Task objective:
Tell how many lines have the string "this" in them, and write nothing besides the number.

Listing:
┏━━

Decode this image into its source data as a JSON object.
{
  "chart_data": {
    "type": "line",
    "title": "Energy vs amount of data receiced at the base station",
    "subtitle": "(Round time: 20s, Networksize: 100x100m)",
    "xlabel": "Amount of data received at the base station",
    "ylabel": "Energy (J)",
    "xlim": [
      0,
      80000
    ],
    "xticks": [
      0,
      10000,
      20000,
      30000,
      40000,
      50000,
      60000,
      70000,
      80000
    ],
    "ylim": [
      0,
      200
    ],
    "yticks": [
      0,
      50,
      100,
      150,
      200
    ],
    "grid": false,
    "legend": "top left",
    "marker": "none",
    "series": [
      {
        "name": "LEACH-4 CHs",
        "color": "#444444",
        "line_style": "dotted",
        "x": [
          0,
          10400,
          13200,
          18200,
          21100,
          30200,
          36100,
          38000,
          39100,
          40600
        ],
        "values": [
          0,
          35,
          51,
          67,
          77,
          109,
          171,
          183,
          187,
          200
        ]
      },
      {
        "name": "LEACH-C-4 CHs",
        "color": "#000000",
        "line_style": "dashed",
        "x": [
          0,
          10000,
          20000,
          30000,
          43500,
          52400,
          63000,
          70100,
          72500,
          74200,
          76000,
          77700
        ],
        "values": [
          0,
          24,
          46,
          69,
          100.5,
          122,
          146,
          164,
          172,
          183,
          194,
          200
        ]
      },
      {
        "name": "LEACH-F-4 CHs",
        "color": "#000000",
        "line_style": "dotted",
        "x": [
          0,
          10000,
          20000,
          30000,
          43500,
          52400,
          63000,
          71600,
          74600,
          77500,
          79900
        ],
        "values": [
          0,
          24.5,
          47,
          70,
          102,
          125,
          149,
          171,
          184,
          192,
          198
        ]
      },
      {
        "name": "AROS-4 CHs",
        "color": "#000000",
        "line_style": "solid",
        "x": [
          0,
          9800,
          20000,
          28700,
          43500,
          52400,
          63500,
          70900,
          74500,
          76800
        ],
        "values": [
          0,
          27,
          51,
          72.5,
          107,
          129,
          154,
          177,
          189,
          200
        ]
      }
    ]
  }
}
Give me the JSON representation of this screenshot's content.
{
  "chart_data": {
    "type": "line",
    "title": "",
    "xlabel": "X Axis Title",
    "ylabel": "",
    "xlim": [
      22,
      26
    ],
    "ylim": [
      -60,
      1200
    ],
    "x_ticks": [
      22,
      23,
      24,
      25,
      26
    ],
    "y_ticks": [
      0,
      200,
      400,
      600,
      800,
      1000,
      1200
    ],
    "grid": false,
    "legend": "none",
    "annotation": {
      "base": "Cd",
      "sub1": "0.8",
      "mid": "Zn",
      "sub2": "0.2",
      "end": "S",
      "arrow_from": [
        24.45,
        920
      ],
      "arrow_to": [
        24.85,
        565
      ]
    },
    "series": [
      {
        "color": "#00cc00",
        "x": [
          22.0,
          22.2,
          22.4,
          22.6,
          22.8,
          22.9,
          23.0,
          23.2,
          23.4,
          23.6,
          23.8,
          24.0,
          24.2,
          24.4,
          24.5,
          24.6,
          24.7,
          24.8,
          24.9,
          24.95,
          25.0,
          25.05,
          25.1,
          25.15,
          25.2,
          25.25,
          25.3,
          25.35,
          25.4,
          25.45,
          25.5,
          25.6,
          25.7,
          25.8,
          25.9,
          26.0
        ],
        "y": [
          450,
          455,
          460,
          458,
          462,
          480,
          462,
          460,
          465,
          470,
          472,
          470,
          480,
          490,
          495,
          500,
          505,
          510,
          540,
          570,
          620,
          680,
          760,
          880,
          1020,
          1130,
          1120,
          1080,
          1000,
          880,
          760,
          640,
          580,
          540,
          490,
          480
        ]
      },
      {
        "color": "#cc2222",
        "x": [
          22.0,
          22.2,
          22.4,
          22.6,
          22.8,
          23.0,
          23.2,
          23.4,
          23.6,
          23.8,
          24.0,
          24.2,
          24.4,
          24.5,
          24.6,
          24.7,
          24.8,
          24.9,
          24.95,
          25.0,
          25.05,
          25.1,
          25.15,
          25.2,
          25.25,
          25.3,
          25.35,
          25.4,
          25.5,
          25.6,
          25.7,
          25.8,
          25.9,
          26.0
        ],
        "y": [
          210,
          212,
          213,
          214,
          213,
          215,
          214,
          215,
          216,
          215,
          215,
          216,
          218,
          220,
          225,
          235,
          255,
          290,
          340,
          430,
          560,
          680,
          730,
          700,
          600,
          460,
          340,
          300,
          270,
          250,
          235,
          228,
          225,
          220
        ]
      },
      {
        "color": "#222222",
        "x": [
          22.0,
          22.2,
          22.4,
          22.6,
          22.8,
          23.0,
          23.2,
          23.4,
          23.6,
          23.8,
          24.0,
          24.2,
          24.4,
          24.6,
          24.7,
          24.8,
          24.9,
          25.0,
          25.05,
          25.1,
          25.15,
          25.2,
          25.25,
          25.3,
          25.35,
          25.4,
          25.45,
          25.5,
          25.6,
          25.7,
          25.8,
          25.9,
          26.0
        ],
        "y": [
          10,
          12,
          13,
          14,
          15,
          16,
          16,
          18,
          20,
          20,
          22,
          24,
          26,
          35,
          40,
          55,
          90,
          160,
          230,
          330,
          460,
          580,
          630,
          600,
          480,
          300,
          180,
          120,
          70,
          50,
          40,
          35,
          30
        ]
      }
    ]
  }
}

┗━━

Worked answer:
2